> **Source data**:
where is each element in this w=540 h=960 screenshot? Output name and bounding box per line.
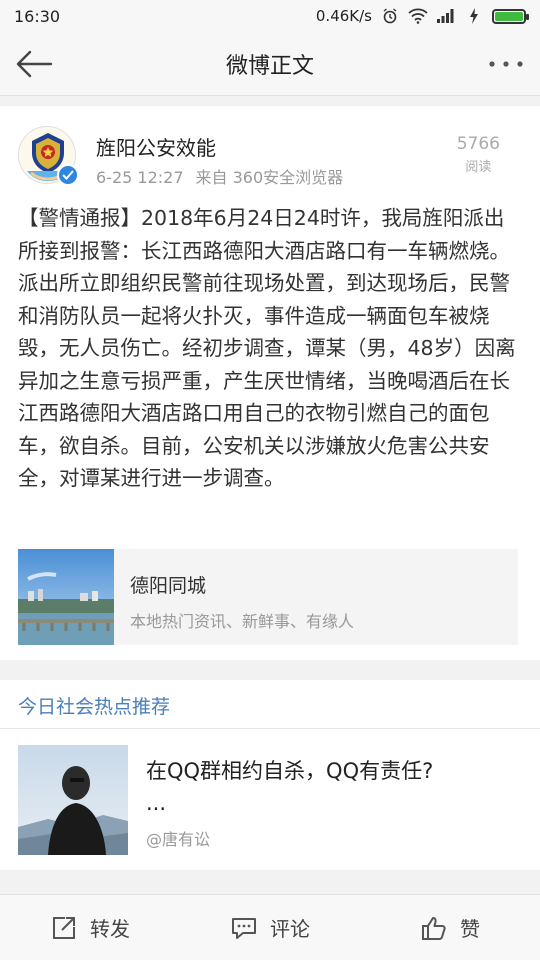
link-card-info: 德阳同城 本地热门资讯、新鲜事、有缘人 — [114, 549, 354, 645]
back-button[interactable] — [12, 44, 56, 84]
back-arrow-icon — [16, 50, 53, 78]
page-title: 微博正文 — [225, 53, 314, 79]
more-button[interactable] — [484, 44, 528, 84]
alarm-icon — [380, 8, 400, 24]
thumbs-up-icon — [420, 914, 448, 942]
link-card-title: 德阳同城 — [130, 575, 207, 597]
repost-label: 转发 — [90, 917, 130, 941]
link-card-thumbnail — [18, 549, 114, 645]
author-avatar[interactable] — [18, 126, 79, 186]
comment-button[interactable]: 评论 — [180, 895, 360, 960]
verified-badge-icon — [57, 164, 79, 186]
comment-icon — [230, 914, 258, 942]
link-card-desc: 本地热门资讯、新鲜事、有缘人 — [130, 612, 355, 631]
battery-icon — [492, 8, 529, 24]
wifi-icon — [408, 8, 428, 24]
repost-button[interactable]: 转发 — [0, 895, 180, 960]
nav-header: 微博正文 — [0, 32, 540, 96]
post-body-text: 【警情通报】2018年6月24日24时许，我局旌阳派出所接到报警：长江西路德阳大… — [18, 206, 516, 490]
post-source: 来自 360安全浏览器 — [195, 168, 344, 187]
author-name[interactable]: 旌阳公安效能 — [96, 132, 216, 161]
comment-label: 评论 — [270, 917, 310, 941]
like-button[interactable]: 赞 — [360, 895, 540, 960]
network-speed: 0.46K/s — [315, 7, 372, 25]
recommend-thumbnail[interactable] — [18, 745, 128, 855]
recommend-ellipsis: ... — [146, 791, 167, 815]
signal-icon — [436, 8, 456, 24]
status-bar: 16:30 0.46K/s — [0, 0, 540, 32]
recommend-source[interactable]: @唐有讼 — [146, 826, 210, 850]
read-count: 5766 阅读 — [457, 134, 500, 175]
recommend-title-text: 在QQ群相约自杀，QQ有责任? — [146, 759, 434, 783]
recommend-section: 今日社会热点推荐 在QQ群相约自杀，QQ有责任? ... @唐有讼 — [0, 680, 540, 870]
recommend-header[interactable]: 今日社会热点推荐 — [18, 692, 170, 719]
status-time: 16:30 — [14, 6, 61, 26]
post-meta: 6-25 12:27 来自 360安全浏览器 — [96, 164, 343, 188]
more-dots-icon — [489, 61, 523, 67]
read-count-label: 阅读 — [465, 160, 492, 175]
repost-icon — [50, 914, 78, 942]
recommend-title[interactable]: 在QQ群相约自杀，QQ有责任? ... — [146, 755, 516, 819]
read-count-value: 5766 — [456, 134, 500, 154]
battery-level — [495, 11, 523, 21]
status-indicators: 0.46K/s — [315, 7, 529, 25]
charging-icon — [464, 8, 484, 24]
bottom-toolbar: 转发 评论 赞 — [0, 894, 540, 960]
link-card[interactable]: 德阳同城 本地热门资讯、新鲜事、有缘人 — [18, 549, 518, 645]
post-card: 旌阳公安效能 6-25 12:27 来自 360安全浏览器 5766 阅读 【警情… — [0, 106, 540, 660]
like-label: 赞 — [460, 917, 480, 941]
divider — [0, 728, 540, 729]
post-date: 6-25 12:27 — [96, 168, 184, 187]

> **Problem statement**: Reproduce the listing above line for line, with no changes, and omit the picture from your answer.

> **Written response**:
where is each element in this w=540 h=960 screenshot? Output name and bounding box per line.
link-card-info: 德阳同城 本地热门资讯、新鲜事、有缘人 — [114, 549, 354, 645]
back-button[interactable] — [12, 44, 56, 84]
back-arrow-icon — [16, 50, 53, 78]
page-title: 微博正文 — [225, 53, 314, 79]
more-button[interactable] — [484, 44, 528, 84]
alarm-icon — [380, 8, 400, 24]
thumbs-up-icon — [420, 914, 448, 942]
link-card-title: 德阳同城 — [130, 575, 207, 597]
repost-label: 转发 — [90, 917, 130, 941]
link-card-thumbnail — [18, 549, 114, 645]
author-avatar[interactable] — [18, 126, 79, 186]
comment-button[interactable]: 评论 — [180, 895, 360, 960]
verified-badge-icon — [57, 164, 79, 186]
comment-icon — [230, 914, 258, 942]
link-card-desc: 本地热门资讯、新鲜事、有缘人 — [130, 612, 355, 631]
battery-icon — [492, 8, 529, 24]
wifi-icon — [408, 8, 428, 24]
repost-button[interactable]: 转发 — [0, 895, 180, 960]
nav-header: 微博正文 — [0, 32, 540, 96]
post-body-text: 【警情通报】2018年6月24日24时许，我局旌阳派出所接到报警：长江西路德阳大… — [18, 206, 516, 490]
post-source: 来自 360安全浏览器 — [195, 168, 344, 187]
author-name[interactable]: 旌阳公安效能 — [96, 132, 216, 161]
comment-label: 评论 — [270, 917, 310, 941]
like-button[interactable]: 赞 — [360, 895, 540, 960]
network-speed: 0.46K/s — [315, 7, 372, 25]
recommend-thumbnail[interactable] — [18, 745, 128, 855]
recommend-ellipsis: ... — [146, 791, 167, 815]
signal-icon — [436, 8, 456, 24]
status-bar: 16:30 0.46K/s — [0, 0, 540, 32]
recommend-source[interactable]: @唐有讼 — [146, 826, 210, 850]
read-count: 5766 阅读 — [457, 134, 500, 175]
recommend-title-text: 在QQ群相约自杀，QQ有责任? — [146, 759, 434, 783]
recommend-section: 今日社会热点推荐 在QQ群相约自杀，QQ有责任? ... @唐有讼 — [0, 680, 540, 870]
recommend-header[interactable]: 今日社会热点推荐 — [18, 692, 170, 719]
status-time: 16:30 — [14, 6, 61, 26]
post-meta: 6-25 12:27 来自 360安全浏览器 — [96, 164, 343, 188]
more-dots-icon — [489, 61, 523, 67]
read-count-label: 阅读 — [465, 160, 492, 175]
repost-icon — [50, 914, 78, 942]
recommend-title[interactable]: 在QQ群相约自杀，QQ有责任? ... — [146, 755, 516, 819]
read-count-value: 5766 — [456, 134, 500, 154]
battery-level — [495, 11, 523, 21]
status-indicators: 0.46K/s — [315, 7, 529, 25]
charging-icon — [464, 8, 484, 24]
bottom-toolbar: 转发 评论 赞 — [0, 894, 540, 960]
link-card[interactable]: 德阳同城 本地热门资讯、新鲜事、有缘人 — [18, 549, 518, 645]
post-card: 旌阳公安效能 6-25 12:27 来自 360安全浏览器 5766 阅读 【警情… — [0, 106, 540, 660]
like-label: 赞 — [460, 917, 480, 941]
divider — [0, 728, 540, 729]
post-date: 6-25 12:27 — [96, 168, 184, 187]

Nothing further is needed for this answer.